Work through the listing below and count the lines that hold "growth". Answer with the number alone.

>> Begin Dataset extract

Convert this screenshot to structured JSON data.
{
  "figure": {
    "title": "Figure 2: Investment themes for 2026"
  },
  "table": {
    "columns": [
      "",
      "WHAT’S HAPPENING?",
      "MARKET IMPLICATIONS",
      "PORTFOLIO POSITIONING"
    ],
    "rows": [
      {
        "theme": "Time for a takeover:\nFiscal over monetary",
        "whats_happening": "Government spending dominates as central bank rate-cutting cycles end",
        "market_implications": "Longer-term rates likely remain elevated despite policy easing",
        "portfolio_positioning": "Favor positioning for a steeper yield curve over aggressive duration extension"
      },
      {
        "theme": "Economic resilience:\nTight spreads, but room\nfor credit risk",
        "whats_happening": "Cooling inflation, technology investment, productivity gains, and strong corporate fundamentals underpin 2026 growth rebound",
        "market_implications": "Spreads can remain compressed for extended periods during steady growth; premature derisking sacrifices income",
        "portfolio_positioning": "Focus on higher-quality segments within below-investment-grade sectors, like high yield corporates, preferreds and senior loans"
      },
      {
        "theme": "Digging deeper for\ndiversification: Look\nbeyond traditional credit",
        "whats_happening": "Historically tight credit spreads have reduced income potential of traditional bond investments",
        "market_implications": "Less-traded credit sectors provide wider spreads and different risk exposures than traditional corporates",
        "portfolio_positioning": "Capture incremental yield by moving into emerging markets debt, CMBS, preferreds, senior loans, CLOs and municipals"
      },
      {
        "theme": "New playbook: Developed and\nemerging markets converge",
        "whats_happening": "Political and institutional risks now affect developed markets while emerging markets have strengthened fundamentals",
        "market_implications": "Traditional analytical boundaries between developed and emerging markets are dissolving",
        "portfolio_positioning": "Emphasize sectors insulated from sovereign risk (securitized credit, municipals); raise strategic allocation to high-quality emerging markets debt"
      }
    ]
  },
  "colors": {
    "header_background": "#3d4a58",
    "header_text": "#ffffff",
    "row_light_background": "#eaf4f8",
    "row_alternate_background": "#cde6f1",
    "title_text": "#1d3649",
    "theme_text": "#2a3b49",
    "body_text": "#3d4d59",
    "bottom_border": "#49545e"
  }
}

>> End Dataset extract

• Response for this exercise:
2